■ Dataset rows:
__________
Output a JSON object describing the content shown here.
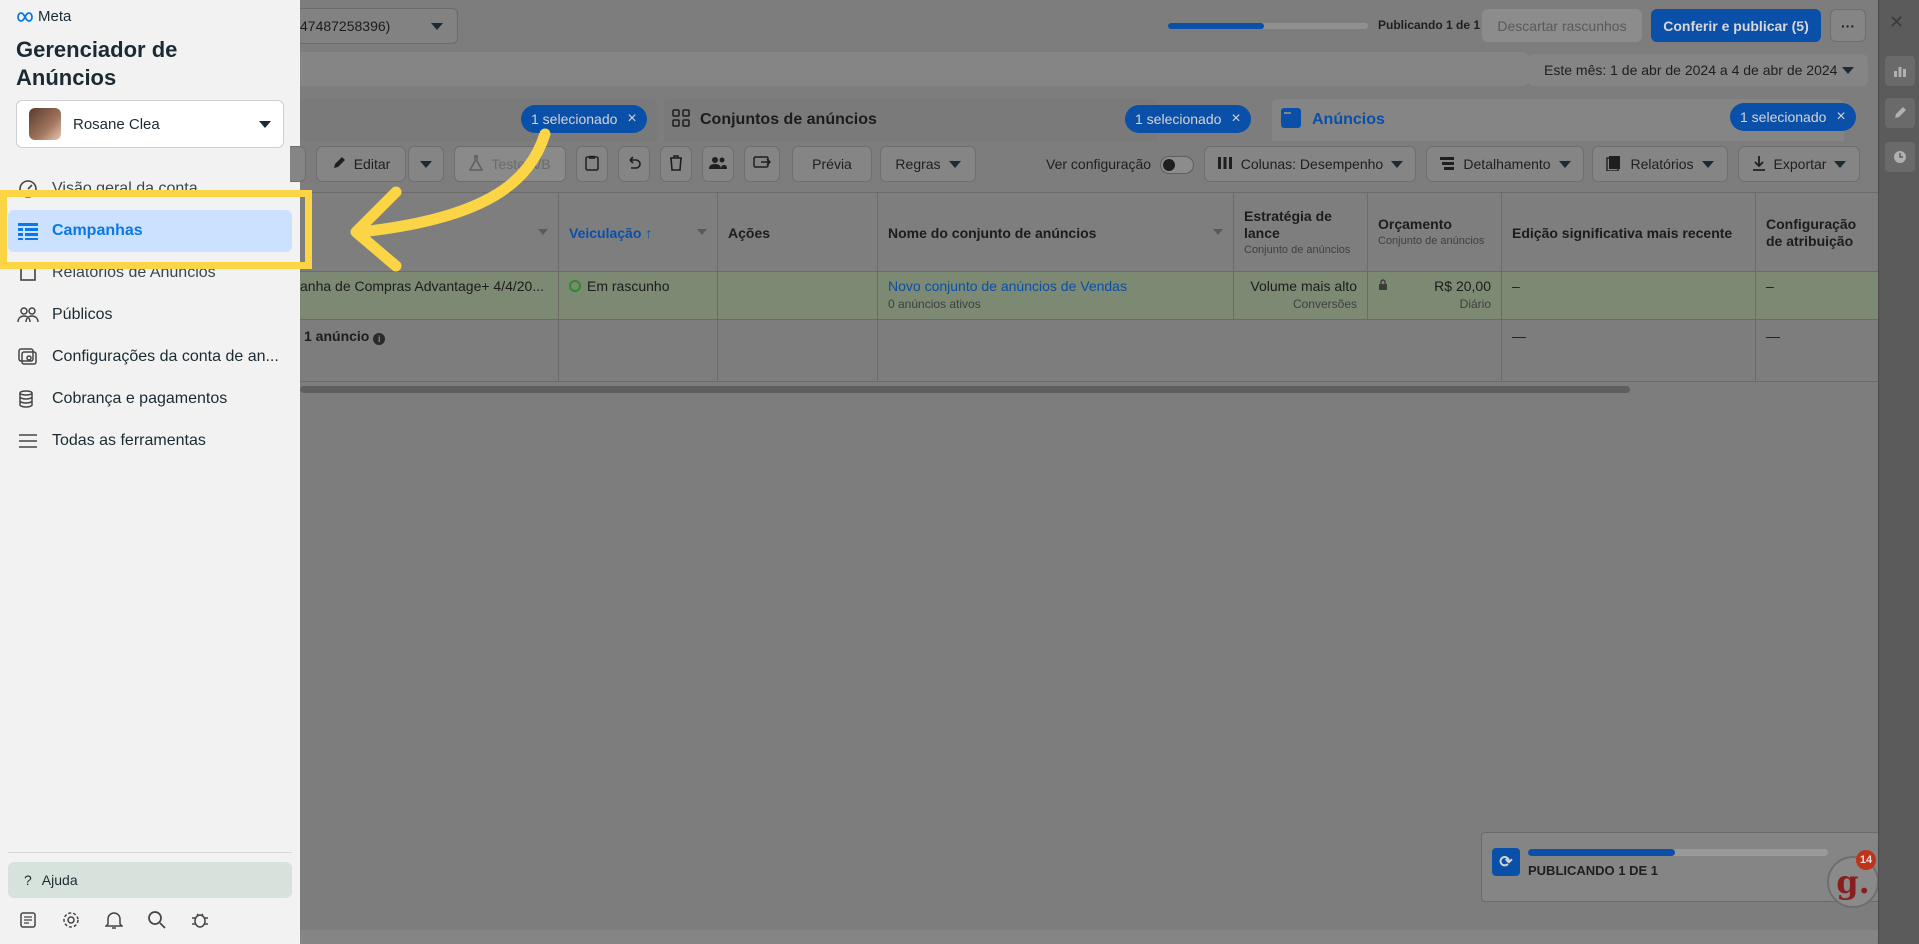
{
  "sidebar": {
    "brand": "Meta",
    "app_title": "Gerenciador de Anúncios",
    "account_name": "Rosane Clea",
    "items": [
      {
        "label": "Visão geral da conta",
        "icon": "gauge-icon"
      },
      {
        "label": "Campanhas",
        "icon": "table-icon"
      },
      {
        "label": "Relatórios de Anúncios",
        "icon": "report-icon"
      },
      {
        "label": "Públicos",
        "icon": "people-icon"
      },
      {
        "label": "Configurações da conta de an...",
        "icon": "settings-stack-icon"
      },
      {
        "label": "Cobrança e pagamentos",
        "icon": "coins-icon"
      },
      {
        "label": "Todas as ferramentas",
        "icon": "menu-icon"
      }
    ],
    "help_label": "Ajuda",
    "footer_icons": [
      "news-icon",
      "gear-icon",
      "bell-icon",
      "search-icon",
      "bug-icon"
    ]
  },
  "header": {
    "account_select_text": "47487258396)",
    "publishing_status": "Publicando 1 de 1",
    "publishing_progress": 0.48,
    "discard_label": "Descartar rascunhos",
    "publish_label": "Conferir e publicar (5)",
    "more_label": "···",
    "date_range": "Este mês: 1 de abr de 2024 a 4 de abr de 2024"
  },
  "tabs": [
    {
      "label": "",
      "selected": "1 selecionado"
    },
    {
      "label": "Conjuntos de anúncios",
      "selected": "1 selecionado"
    },
    {
      "label": "Anúncios",
      "selected": "1 selecionado"
    }
  ],
  "toolbar": {
    "edit_label": "Editar",
    "ab_test_label": "Teste A/B",
    "preview_label": "Prévia",
    "rules_label": "Regras",
    "view_config_label": "Ver configuração",
    "columns_label": "Colunas: Desempenho",
    "breakdown_label": "Detalhamento",
    "reports_label": "Relatórios",
    "export_label": "Exportar"
  },
  "table": {
    "headers": {
      "delivery": "Veiculação ↑",
      "actions": "Ações",
      "adset_name": "Nome do conjunto de anúncios",
      "bid_strategy": "Estratégia de lance",
      "bid_strategy_sub": "Conjunto de anúncios",
      "budget": "Orçamento",
      "budget_sub": "Conjunto de anúncios",
      "last_edit": "Edição significativa mais recente",
      "attribution": "Configuração de atribuição"
    },
    "rows": [
      {
        "campaign": "anha de Compras Advantage+ 4/4/20...",
        "delivery": "Em rascunho",
        "adset_name": "Novo conjunto de anúncios de Vendas",
        "adset_sub": "0 anúncios ativos",
        "bid_strategy": "Volume mais alto",
        "bid_strategy_sub": "Conversões",
        "budget": "R$ 20,00",
        "budget_sub": "Diário",
        "last_edit": "–",
        "attribution": "–"
      }
    ],
    "summary": {
      "label": "1 anúncio",
      "last_edit": "—",
      "attribution": "—"
    }
  },
  "toast": {
    "text": "PUBLICANDO 1 DE 1",
    "progress": 0.49
  },
  "badge": {
    "letter": "g.",
    "count": "14"
  },
  "colors": {
    "accent": "#0a78e6",
    "highlight": "#fbd545",
    "active_nav_bg": "#cce0ff"
  }
}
__________
■ TASK DETAILS: Your task is to set down the records shown above exactly, minus any pictures.

■ WORKED SOLUTION:
Output a JSON object describing the content shown here.
{
  "sidebar": {
    "brand": "Meta",
    "app_title": "Gerenciador de Anúncios",
    "account_name": "Rosane Clea",
    "items": [
      {
        "label": "Visão geral da conta",
        "icon": "gauge-icon"
      },
      {
        "label": "Campanhas",
        "icon": "table-icon"
      },
      {
        "label": "Relatórios de Anúncios",
        "icon": "report-icon"
      },
      {
        "label": "Públicos",
        "icon": "people-icon"
      },
      {
        "label": "Configurações da conta de an...",
        "icon": "settings-stack-icon"
      },
      {
        "label": "Cobrança e pagamentos",
        "icon": "coins-icon"
      },
      {
        "label": "Todas as ferramentas",
        "icon": "menu-icon"
      }
    ],
    "help_label": "Ajuda",
    "footer_icons": [
      "news-icon",
      "gear-icon",
      "bell-icon",
      "search-icon",
      "bug-icon"
    ]
  },
  "header": {
    "account_select_text": "47487258396)",
    "publishing_status": "Publicando 1 de 1",
    "publishing_progress": 0.48,
    "discard_label": "Descartar rascunhos",
    "publish_label": "Conferir e publicar (5)",
    "more_label": "···",
    "date_range": "Este mês: 1 de abr de 2024 a 4 de abr de 2024"
  },
  "tabs": [
    {
      "label": "",
      "selected": "1 selecionado"
    },
    {
      "label": "Conjuntos de anúncios",
      "selected": "1 selecionado"
    },
    {
      "label": "Anúncios",
      "selected": "1 selecionado"
    }
  ],
  "toolbar": {
    "edit_label": "Editar",
    "ab_test_label": "Teste A/B",
    "preview_label": "Prévia",
    "rules_label": "Regras",
    "view_config_label": "Ver configuração",
    "columns_label": "Colunas: Desempenho",
    "breakdown_label": "Detalhamento",
    "reports_label": "Relatórios",
    "export_label": "Exportar"
  },
  "table": {
    "headers": {
      "delivery": "Veiculação ↑",
      "actions": "Ações",
      "adset_name": "Nome do conjunto de anúncios",
      "bid_strategy": "Estratégia de lance",
      "bid_strategy_sub": "Conjunto de anúncios",
      "budget": "Orçamento",
      "budget_sub": "Conjunto de anúncios",
      "last_edit": "Edição significativa mais recente",
      "attribution": "Configuração de atribuição"
    },
    "rows": [
      {
        "campaign": "anha de Compras Advantage+ 4/4/20...",
        "delivery": "Em rascunho",
        "adset_name": "Novo conjunto de anúncios de Vendas",
        "adset_sub": "0 anúncios ativos",
        "bid_strategy": "Volume mais alto",
        "bid_strategy_sub": "Conversões",
        "budget": "R$ 20,00",
        "budget_sub": "Diário",
        "last_edit": "–",
        "attribution": "–"
      }
    ],
    "summary": {
      "label": "1 anúncio",
      "last_edit": "—",
      "attribution": "—"
    }
  },
  "toast": {
    "text": "PUBLICANDO 1 DE 1",
    "progress": 0.49
  },
  "badge": {
    "letter": "g.",
    "count": "14"
  },
  "colors": {
    "accent": "#0a78e6",
    "highlight": "#fbd545",
    "active_nav_bg": "#cce0ff"
  }
}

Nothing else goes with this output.